## Stated exercise:
Check every line of the entries that follow, and copy the ones containing "position".

Data entries
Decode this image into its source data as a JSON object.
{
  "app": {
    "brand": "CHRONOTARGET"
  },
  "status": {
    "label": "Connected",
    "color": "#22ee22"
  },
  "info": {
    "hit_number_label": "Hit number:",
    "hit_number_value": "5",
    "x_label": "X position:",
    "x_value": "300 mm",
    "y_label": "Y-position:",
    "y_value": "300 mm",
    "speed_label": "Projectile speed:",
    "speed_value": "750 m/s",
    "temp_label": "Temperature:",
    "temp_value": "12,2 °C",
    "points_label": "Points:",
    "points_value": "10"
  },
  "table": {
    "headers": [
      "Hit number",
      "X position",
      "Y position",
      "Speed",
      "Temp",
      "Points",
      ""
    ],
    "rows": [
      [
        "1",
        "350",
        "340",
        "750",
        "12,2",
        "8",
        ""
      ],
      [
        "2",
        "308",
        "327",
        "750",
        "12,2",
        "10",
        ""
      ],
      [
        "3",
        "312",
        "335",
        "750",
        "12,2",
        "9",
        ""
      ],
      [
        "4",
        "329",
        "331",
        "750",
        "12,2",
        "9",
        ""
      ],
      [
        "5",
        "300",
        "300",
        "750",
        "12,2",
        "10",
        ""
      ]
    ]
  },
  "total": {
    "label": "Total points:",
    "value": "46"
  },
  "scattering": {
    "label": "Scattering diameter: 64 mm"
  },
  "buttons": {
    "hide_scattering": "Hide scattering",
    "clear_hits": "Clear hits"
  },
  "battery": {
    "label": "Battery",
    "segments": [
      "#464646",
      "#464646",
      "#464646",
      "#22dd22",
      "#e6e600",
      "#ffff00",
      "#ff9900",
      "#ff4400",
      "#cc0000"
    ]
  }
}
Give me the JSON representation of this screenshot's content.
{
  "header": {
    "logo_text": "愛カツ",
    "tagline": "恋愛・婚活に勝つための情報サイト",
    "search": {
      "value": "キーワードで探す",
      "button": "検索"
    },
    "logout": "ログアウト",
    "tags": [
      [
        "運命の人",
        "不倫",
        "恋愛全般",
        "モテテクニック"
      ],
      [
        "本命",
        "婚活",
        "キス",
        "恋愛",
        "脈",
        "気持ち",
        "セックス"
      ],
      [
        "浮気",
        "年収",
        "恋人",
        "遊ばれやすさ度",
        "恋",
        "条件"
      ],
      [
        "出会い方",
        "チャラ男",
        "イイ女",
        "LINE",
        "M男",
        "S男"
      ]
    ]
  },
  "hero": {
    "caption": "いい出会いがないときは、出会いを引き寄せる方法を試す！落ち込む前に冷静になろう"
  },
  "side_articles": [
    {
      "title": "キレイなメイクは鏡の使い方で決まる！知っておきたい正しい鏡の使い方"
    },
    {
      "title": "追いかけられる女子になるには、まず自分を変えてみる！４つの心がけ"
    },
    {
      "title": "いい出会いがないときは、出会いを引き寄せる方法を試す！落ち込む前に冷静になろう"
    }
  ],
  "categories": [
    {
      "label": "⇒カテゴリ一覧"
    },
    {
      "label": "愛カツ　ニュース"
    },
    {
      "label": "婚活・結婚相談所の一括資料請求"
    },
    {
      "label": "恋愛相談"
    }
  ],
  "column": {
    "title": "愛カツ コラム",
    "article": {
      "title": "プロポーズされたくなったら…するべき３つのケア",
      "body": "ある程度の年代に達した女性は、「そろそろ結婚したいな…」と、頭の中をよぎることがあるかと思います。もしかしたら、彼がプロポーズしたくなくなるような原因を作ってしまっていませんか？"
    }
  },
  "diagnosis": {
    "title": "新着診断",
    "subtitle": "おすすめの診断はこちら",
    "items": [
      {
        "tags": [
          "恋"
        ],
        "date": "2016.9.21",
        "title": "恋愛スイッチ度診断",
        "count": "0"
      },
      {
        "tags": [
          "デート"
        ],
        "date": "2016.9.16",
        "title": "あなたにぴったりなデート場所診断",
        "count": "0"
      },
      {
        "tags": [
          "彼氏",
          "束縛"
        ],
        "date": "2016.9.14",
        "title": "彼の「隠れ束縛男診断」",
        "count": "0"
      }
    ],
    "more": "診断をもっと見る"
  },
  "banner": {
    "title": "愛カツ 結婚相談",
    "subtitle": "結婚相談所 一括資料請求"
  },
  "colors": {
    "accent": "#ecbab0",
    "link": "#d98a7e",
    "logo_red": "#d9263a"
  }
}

## Worked solution:
    "x_label": "X position:",
    "y_label": "Y-position:",
      "X position",
      "Y position",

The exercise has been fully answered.